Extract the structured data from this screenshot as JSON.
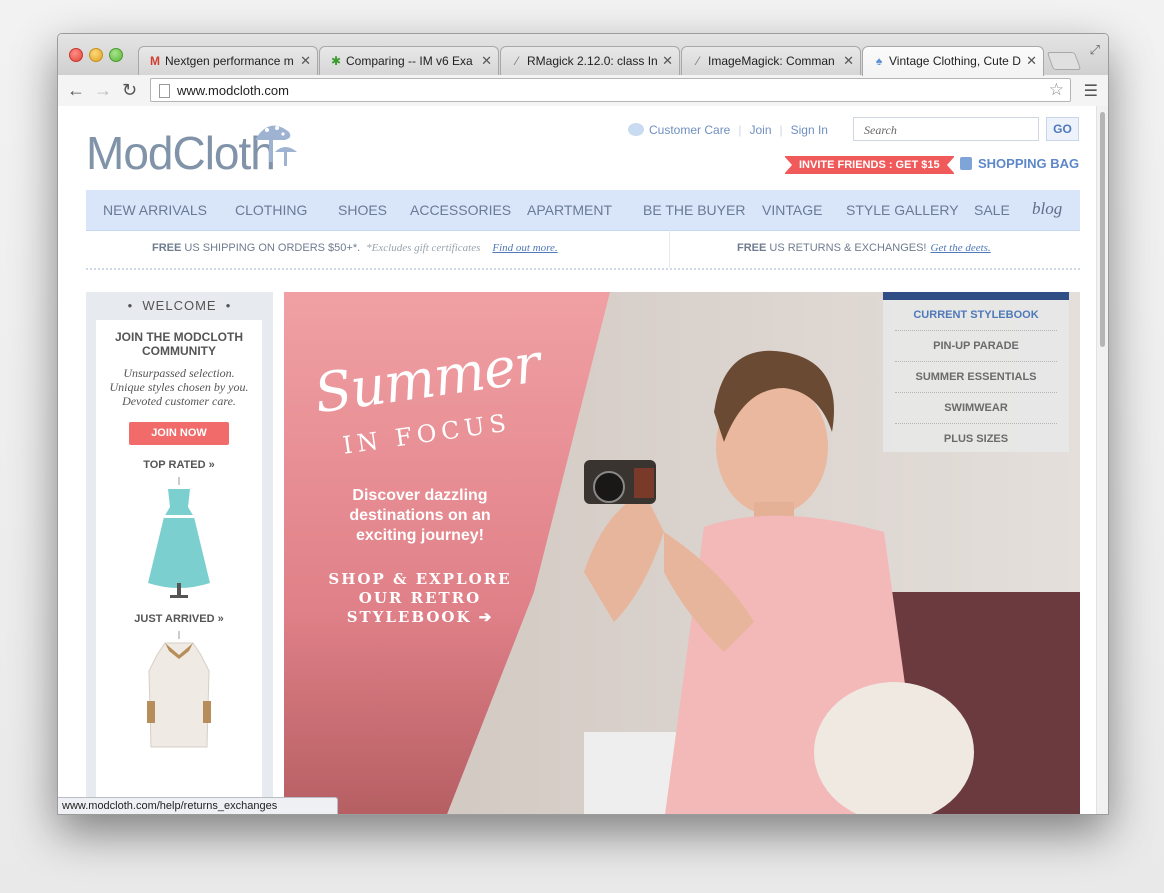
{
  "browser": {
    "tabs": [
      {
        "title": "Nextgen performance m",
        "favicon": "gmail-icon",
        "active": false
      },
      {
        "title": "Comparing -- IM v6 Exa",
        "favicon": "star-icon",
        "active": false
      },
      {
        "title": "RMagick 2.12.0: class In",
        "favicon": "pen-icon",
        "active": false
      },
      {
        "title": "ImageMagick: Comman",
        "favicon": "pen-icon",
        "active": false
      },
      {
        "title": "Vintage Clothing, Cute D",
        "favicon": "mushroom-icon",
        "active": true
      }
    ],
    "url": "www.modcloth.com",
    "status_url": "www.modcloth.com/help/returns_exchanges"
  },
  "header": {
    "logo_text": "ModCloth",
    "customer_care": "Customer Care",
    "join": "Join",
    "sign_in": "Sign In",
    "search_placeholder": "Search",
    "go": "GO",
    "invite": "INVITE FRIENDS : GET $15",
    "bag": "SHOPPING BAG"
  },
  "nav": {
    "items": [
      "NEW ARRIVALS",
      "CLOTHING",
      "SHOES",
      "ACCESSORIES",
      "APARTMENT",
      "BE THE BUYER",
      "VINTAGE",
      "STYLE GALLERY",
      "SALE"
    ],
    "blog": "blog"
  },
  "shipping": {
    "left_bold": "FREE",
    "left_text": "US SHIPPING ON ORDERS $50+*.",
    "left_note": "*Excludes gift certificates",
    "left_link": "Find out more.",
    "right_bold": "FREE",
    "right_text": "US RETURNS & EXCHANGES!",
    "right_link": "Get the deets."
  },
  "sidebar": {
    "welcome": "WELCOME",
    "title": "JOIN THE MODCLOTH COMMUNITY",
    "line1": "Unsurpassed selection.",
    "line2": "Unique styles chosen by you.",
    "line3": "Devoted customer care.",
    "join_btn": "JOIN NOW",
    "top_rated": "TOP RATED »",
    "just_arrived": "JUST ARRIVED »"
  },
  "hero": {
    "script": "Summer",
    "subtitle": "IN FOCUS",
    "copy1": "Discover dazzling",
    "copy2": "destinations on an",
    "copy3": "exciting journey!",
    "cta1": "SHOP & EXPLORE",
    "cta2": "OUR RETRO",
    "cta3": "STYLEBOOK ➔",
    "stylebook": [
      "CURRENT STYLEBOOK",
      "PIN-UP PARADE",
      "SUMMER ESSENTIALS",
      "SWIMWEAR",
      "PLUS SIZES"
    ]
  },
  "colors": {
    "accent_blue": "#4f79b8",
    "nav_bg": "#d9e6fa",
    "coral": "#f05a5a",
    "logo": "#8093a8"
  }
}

####

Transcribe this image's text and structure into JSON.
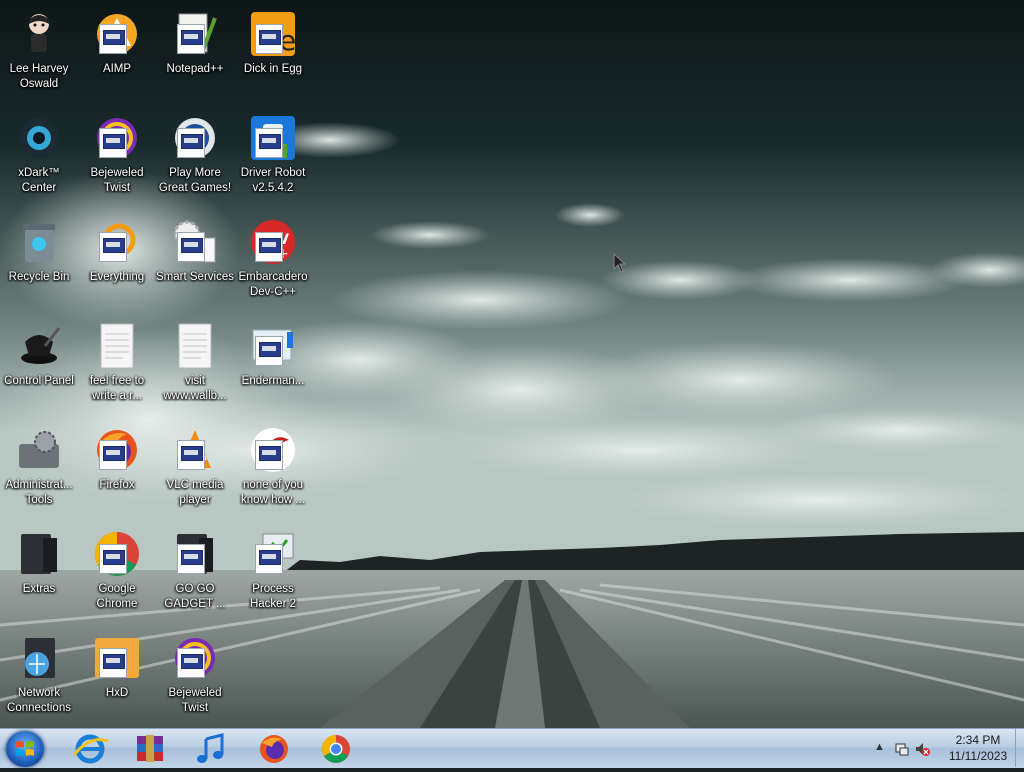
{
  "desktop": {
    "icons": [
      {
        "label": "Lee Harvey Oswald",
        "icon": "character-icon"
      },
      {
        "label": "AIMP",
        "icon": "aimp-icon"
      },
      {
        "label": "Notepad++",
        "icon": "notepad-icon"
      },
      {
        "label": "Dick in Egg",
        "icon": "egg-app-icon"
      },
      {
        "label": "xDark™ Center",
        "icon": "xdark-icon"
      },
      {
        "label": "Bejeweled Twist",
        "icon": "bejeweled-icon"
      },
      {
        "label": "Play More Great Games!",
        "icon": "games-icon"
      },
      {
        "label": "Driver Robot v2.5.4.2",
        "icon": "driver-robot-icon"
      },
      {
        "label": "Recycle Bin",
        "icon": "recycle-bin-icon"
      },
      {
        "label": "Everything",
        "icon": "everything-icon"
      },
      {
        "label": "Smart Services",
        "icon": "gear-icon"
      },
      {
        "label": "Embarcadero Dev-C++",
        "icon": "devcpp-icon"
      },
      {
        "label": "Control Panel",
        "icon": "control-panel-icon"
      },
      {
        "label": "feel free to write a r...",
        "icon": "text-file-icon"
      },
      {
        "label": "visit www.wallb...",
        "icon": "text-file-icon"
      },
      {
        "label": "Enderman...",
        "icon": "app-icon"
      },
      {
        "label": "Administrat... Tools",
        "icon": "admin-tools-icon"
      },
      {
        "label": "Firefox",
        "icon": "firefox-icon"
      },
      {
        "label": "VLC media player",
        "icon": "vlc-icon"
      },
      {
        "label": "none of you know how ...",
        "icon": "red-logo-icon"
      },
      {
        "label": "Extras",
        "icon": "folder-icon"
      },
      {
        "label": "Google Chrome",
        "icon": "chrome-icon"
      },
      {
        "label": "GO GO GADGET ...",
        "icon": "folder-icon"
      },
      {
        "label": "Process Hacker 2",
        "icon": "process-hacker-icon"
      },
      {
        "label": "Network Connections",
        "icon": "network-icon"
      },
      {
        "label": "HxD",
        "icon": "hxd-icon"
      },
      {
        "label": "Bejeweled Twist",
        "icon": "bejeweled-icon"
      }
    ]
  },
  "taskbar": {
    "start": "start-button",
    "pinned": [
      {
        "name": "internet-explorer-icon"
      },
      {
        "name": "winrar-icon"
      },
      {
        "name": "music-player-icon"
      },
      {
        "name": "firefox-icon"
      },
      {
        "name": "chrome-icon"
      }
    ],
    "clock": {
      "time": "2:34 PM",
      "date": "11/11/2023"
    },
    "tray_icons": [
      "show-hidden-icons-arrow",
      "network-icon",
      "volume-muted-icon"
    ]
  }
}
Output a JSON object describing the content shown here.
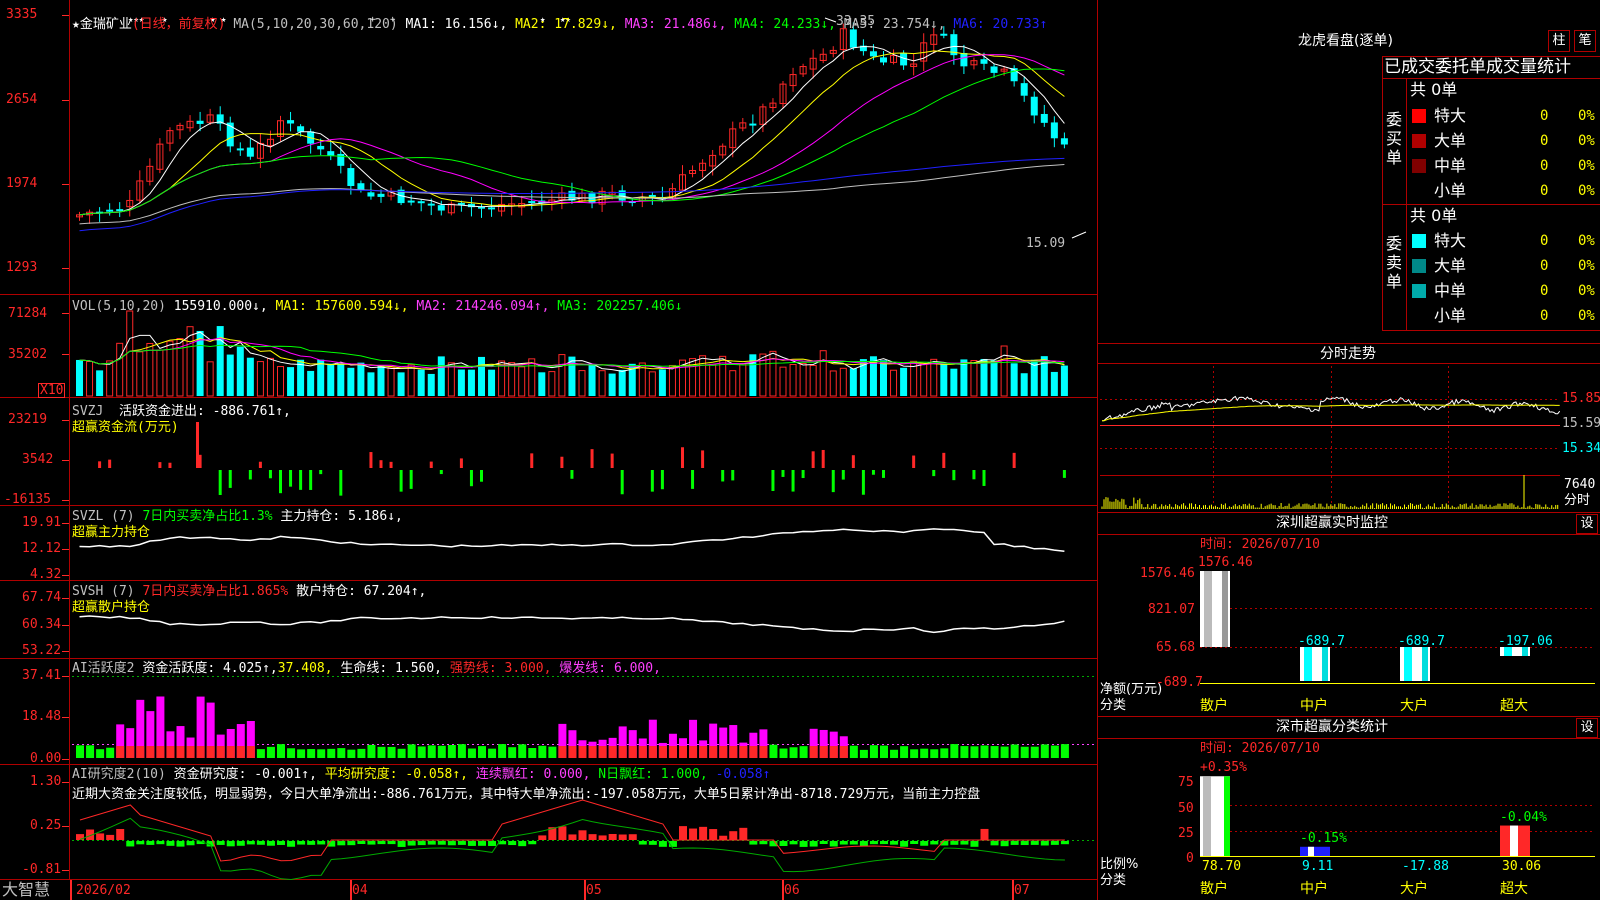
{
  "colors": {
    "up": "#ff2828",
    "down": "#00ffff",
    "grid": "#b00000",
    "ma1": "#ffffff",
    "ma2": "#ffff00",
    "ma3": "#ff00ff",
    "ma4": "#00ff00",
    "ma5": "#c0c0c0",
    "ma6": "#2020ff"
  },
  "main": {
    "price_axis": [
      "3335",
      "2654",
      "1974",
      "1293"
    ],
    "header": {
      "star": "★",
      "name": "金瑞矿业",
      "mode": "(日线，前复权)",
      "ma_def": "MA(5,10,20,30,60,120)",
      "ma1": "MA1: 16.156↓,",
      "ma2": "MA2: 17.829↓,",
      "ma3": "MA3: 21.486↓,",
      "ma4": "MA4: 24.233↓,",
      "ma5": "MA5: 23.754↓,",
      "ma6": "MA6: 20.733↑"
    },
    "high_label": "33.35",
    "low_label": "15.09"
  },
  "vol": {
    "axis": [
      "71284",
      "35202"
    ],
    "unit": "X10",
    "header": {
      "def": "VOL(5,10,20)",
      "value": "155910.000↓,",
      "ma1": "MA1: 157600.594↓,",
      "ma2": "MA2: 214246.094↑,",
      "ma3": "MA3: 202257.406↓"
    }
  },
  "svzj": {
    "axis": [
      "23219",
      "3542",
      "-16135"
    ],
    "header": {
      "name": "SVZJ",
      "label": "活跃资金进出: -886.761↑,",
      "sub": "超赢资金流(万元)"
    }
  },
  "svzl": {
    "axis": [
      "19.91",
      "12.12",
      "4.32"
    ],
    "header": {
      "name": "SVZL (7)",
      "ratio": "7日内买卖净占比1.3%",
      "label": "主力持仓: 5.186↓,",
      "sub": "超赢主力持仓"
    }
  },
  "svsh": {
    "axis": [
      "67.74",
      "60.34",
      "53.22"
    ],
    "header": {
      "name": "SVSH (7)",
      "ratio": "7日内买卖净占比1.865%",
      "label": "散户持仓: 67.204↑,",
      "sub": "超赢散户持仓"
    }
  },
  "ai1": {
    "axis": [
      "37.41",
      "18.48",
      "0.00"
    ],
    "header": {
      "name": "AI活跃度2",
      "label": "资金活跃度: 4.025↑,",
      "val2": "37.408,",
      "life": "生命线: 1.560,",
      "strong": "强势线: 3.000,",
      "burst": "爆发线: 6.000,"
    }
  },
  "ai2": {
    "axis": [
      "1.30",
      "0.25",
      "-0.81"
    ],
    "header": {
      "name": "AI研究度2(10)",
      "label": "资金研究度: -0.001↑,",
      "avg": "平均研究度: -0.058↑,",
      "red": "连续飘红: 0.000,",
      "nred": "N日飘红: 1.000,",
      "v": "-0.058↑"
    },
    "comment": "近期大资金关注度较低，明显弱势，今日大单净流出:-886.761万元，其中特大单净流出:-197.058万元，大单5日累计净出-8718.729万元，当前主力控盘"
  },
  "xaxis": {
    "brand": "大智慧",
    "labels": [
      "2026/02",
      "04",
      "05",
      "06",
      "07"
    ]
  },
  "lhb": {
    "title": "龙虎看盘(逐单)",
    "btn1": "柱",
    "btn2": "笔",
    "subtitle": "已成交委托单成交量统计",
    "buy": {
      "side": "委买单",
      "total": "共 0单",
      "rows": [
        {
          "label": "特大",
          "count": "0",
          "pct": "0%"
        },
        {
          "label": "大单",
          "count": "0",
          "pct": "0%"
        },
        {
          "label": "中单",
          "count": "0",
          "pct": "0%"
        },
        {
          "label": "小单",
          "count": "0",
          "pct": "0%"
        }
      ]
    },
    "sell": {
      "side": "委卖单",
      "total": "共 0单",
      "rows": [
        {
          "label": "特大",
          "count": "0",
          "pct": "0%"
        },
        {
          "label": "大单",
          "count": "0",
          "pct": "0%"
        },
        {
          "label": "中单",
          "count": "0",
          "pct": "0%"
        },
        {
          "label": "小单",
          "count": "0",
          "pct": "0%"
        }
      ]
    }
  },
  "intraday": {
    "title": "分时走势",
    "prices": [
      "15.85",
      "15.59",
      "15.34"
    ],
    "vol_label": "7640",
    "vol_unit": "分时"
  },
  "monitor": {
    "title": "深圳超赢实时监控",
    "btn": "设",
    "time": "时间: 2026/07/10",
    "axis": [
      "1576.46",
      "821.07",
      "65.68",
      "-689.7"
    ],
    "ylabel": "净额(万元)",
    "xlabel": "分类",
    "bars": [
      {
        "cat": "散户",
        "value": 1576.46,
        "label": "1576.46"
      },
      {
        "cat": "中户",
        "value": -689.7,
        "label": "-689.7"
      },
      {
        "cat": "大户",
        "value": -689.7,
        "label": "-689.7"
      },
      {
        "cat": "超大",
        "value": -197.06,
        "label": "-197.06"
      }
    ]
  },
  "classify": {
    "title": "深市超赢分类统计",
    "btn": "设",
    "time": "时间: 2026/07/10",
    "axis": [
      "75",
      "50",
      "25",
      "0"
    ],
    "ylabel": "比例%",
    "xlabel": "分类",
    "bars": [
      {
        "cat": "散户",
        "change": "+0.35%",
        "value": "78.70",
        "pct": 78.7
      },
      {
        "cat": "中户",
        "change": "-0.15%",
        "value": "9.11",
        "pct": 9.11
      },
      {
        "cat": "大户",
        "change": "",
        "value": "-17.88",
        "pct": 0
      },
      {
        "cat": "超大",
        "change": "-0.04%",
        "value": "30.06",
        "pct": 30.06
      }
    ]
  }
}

####

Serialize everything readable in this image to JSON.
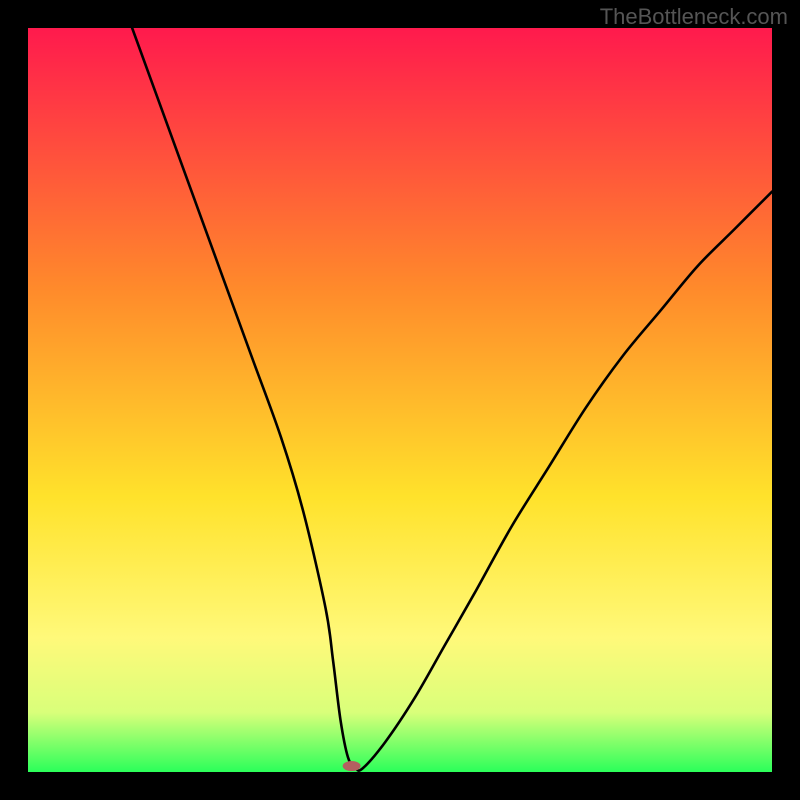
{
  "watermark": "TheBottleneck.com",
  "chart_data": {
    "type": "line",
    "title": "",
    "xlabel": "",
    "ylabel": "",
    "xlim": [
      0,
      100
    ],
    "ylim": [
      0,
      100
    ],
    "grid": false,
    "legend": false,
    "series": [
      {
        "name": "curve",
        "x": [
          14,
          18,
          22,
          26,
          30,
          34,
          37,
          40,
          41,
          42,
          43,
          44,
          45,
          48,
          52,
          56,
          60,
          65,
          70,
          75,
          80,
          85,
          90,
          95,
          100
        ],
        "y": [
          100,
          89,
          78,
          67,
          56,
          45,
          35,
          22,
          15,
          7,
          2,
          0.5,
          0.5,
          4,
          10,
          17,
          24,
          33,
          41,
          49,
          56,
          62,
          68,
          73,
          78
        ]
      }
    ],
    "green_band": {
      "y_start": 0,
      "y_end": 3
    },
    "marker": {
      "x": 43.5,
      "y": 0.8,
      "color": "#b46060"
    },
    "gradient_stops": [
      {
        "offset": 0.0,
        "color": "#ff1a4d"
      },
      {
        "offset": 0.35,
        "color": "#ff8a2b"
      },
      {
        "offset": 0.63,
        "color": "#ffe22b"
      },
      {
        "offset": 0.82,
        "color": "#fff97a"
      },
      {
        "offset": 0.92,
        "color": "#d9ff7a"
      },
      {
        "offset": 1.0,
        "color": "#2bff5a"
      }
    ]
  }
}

####

Determine the number of lines in the listing that hold the word "JSON", and supply that number and nothing further.

4